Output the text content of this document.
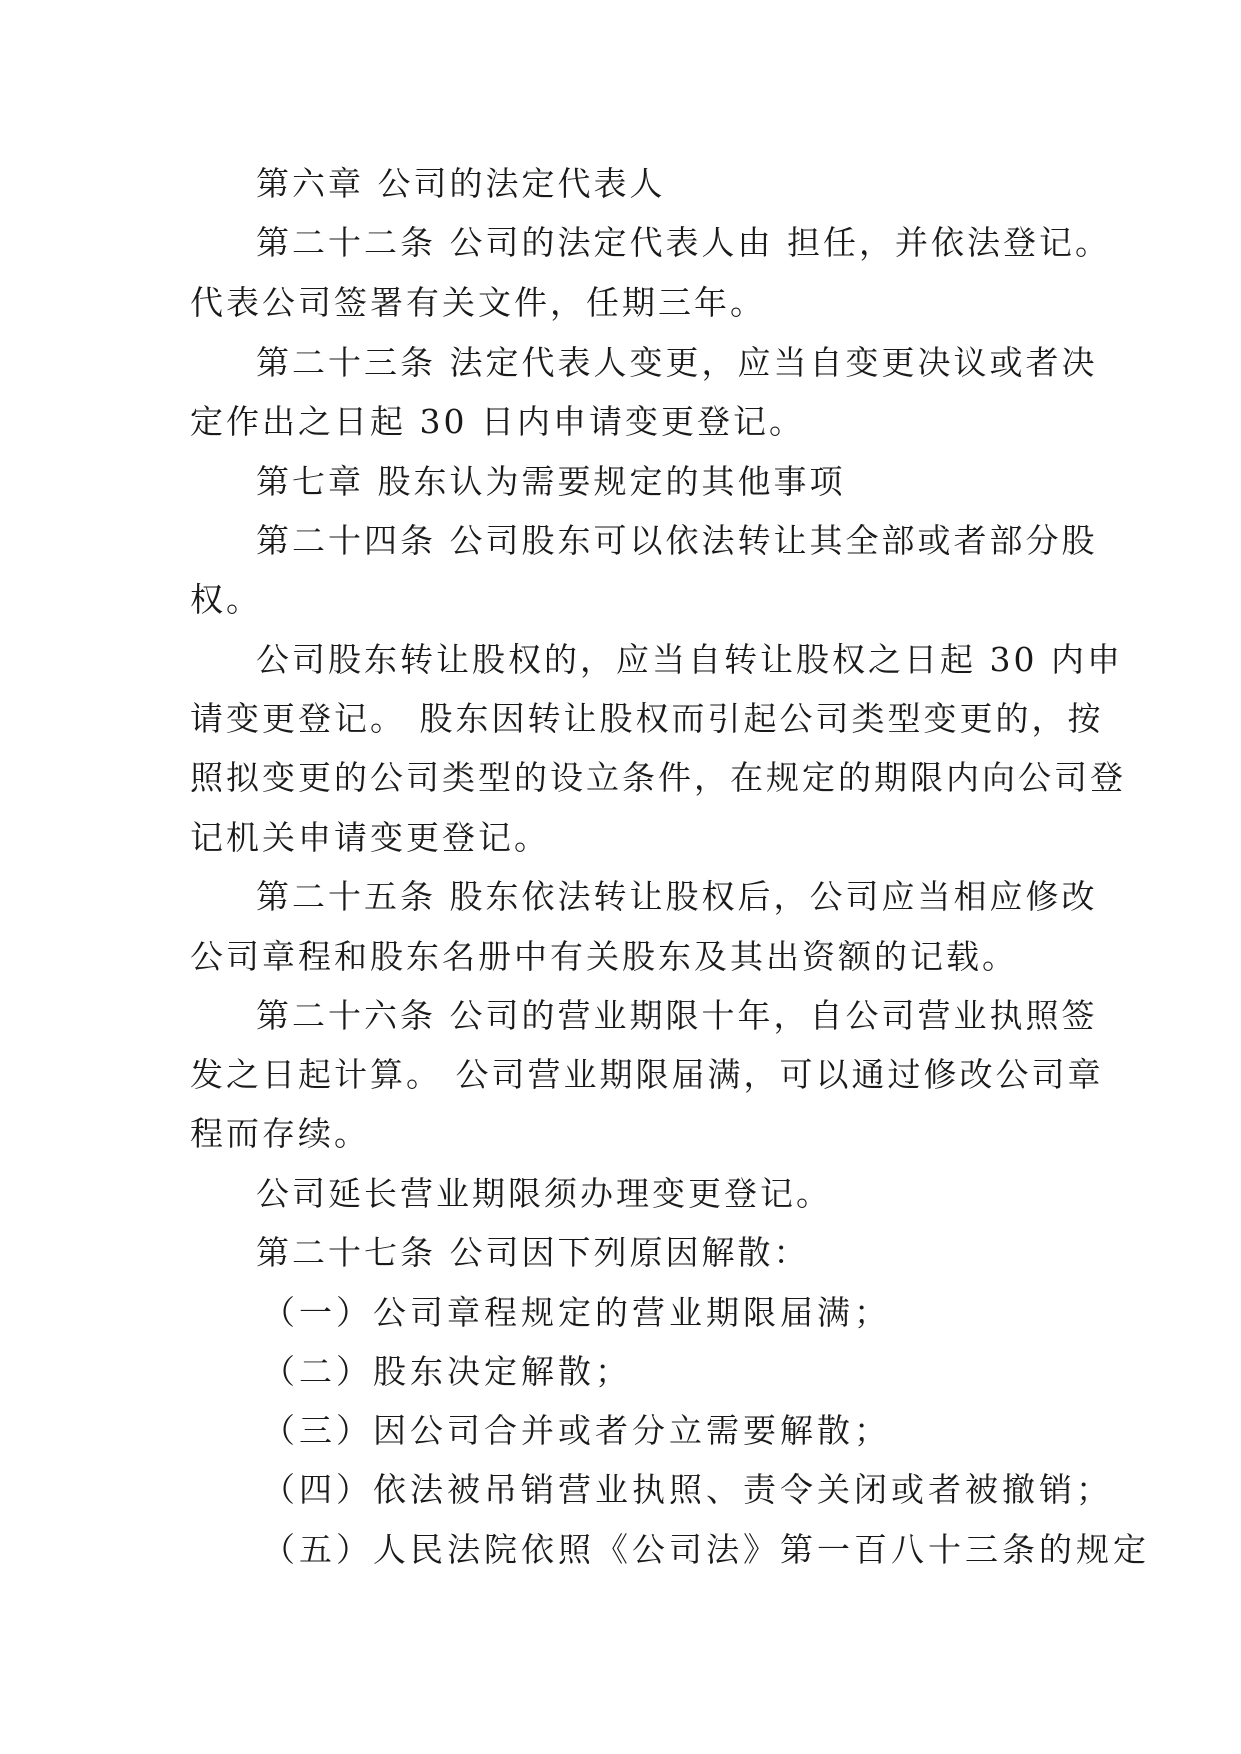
第六章 公司的法定代表人
第二十二条 公司的法定代表人由 担任，并依法登记。
代表公司签署有关文件，任期三年。
第二十三条 法定代表人变更，应当自变更决议或者决
定作出之日起 30 日内申请变更登记。
第七章 股东认为需要规定的其他事项
第二十四条 公司股东可以依法转让其全部或者部分股
权。
公司股东转让股权的，应当自转让股权之日起 30 内申
请变更登记。 股东因转让股权而引起公司类型变更的，按
照拟变更的公司类型的设立条件，在规定的期限内向公司登
记机关申请变更登记。
第二十五条 股东依法转让股权后，公司应当相应修改
公司章程和股东名册中有关股东及其出资额的记载。
第二十六条 公司的营业期限十年，自公司营业执照签
发之日起计算。 公司营业期限届满，可以通过修改公司章
程而存续。
公司延长营业期限须办理变更登记。
第二十七条 公司因下列原因解散：
（一）公司章程规定的营业期限届满；
（二）股东决定解散；
（三）因公司合并或者分立需要解散；
（四）依法被吊销营业执照、责令关闭或者被撤销；
（五）人民法院依照《公司法》第一百八十三条的规定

______

CHALLENGE: Please transcribe the material above exactly as written. Leave the pictures out.

FULL RESPONSE:
Output the text content of this document.
第六章 公司的法定代表人
第二十二条 公司的法定代表人由 担任，并依法登记。
代表公司签署有关文件，任期三年。
第二十三条 法定代表人变更，应当自变更决议或者决
定作出之日起 30 日内申请变更登记。
第七章 股东认为需要规定的其他事项
第二十四条 公司股东可以依法转让其全部或者部分股
权。
公司股东转让股权的，应当自转让股权之日起 30 内申
请变更登记。 股东因转让股权而引起公司类型变更的，按
照拟变更的公司类型的设立条件，在规定的期限内向公司登
记机关申请变更登记。
第二十五条 股东依法转让股权后，公司应当相应修改
公司章程和股东名册中有关股东及其出资额的记载。
第二十六条 公司的营业期限十年，自公司营业执照签
发之日起计算。 公司营业期限届满，可以通过修改公司章
程而存续。
公司延长营业期限须办理变更登记。
第二十七条 公司因下列原因解散：
（一）公司章程规定的营业期限届满；
（二）股东决定解散；
（三）因公司合并或者分立需要解散；
（四）依法被吊销营业执照、责令关闭或者被撤销；
（五）人民法院依照《公司法》第一百八十三条的规定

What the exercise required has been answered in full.